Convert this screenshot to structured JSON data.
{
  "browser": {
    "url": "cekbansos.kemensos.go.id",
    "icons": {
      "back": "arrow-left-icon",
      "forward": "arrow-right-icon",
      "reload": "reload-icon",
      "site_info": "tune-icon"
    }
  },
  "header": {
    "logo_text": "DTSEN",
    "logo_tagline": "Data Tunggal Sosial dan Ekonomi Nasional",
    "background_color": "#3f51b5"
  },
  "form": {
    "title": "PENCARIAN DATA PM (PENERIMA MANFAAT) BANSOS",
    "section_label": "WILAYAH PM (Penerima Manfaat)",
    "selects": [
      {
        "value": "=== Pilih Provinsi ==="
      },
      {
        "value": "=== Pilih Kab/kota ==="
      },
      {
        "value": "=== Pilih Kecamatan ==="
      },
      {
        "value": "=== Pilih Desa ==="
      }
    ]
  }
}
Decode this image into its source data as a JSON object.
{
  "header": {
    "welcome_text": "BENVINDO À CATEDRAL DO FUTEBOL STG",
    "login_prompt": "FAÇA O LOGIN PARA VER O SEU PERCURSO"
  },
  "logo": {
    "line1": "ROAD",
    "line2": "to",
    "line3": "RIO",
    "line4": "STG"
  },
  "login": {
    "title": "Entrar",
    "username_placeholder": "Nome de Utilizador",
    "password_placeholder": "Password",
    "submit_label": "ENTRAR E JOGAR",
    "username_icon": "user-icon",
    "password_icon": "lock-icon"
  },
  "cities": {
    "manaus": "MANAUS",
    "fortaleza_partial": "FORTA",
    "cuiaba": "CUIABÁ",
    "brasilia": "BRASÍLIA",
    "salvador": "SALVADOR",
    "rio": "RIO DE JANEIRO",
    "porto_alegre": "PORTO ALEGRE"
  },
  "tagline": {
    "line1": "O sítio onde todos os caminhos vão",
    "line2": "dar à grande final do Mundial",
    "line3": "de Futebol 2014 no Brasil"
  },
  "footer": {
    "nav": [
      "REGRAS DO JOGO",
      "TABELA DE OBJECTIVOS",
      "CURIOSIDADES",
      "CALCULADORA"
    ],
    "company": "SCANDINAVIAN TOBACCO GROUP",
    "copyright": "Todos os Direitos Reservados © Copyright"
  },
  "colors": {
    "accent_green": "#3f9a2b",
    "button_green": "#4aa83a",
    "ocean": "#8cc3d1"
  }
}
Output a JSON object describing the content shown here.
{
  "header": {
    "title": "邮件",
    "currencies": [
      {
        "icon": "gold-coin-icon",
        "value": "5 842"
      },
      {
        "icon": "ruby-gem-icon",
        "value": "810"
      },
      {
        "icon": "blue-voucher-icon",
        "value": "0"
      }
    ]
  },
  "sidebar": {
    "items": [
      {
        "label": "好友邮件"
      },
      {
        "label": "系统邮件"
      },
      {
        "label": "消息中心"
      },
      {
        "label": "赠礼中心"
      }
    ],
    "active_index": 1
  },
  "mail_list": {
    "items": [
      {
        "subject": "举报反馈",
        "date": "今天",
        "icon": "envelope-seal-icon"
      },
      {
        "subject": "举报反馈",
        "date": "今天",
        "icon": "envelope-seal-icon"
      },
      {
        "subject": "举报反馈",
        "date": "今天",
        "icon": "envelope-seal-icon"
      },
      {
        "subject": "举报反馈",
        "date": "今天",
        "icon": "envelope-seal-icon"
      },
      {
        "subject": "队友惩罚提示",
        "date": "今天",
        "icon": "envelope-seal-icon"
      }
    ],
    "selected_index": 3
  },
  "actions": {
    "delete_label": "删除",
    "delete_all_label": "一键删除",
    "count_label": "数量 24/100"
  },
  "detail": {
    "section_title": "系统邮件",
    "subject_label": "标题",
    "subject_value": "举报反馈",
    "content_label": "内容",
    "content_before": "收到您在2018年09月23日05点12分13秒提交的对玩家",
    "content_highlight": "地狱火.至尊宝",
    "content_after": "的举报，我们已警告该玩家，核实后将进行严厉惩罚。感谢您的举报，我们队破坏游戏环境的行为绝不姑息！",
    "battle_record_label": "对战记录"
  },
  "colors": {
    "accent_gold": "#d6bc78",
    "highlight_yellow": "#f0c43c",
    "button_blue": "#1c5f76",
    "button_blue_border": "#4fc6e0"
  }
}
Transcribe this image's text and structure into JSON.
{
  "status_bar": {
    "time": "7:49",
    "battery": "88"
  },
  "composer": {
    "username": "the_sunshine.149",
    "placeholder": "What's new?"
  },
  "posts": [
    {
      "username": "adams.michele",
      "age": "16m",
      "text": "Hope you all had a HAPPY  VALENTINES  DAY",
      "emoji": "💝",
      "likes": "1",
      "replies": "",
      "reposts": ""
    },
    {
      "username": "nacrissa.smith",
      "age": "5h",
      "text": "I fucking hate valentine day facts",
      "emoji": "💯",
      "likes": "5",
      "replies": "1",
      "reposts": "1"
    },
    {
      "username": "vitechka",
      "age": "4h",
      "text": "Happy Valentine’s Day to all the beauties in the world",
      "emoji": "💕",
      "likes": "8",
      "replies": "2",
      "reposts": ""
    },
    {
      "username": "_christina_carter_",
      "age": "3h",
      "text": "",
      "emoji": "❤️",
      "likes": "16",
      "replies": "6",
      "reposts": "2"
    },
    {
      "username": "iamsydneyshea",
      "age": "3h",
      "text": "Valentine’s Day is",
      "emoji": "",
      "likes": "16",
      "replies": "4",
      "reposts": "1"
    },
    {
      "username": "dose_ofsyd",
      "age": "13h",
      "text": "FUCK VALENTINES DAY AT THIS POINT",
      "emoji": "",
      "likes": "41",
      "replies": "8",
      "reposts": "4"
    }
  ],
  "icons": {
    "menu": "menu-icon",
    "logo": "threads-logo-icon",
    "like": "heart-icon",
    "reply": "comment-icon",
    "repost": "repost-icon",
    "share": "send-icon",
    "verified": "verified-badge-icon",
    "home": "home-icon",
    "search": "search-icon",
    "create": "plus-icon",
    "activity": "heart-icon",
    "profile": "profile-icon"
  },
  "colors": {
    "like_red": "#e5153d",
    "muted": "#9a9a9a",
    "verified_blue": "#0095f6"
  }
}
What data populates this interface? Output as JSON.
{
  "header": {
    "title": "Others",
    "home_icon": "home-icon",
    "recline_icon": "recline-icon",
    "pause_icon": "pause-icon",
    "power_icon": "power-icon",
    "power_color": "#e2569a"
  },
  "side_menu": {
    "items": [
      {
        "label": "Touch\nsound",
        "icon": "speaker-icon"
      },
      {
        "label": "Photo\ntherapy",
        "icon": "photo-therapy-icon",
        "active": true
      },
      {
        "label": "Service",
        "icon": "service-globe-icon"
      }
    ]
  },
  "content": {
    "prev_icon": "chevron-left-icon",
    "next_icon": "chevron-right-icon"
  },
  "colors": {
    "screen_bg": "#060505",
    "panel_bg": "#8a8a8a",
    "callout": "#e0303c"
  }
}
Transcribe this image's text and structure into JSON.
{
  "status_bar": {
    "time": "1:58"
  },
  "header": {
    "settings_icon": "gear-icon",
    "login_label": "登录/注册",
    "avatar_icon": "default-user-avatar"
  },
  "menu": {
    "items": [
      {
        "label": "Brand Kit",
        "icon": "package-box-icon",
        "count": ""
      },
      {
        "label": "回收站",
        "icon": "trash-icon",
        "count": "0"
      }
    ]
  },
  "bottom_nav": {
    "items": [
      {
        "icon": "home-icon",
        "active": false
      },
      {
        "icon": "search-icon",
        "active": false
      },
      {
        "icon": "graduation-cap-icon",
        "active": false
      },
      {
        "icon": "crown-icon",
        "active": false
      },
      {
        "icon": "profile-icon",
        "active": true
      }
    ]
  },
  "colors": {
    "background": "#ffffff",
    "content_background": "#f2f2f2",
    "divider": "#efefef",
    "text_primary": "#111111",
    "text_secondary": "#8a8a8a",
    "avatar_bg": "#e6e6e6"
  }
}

•••••

**Exercise requirements**
Take every line from the records above that has the word "search" and copy it.

**Correct output**
    "search": "search-icon",
        "icon": "search-icon",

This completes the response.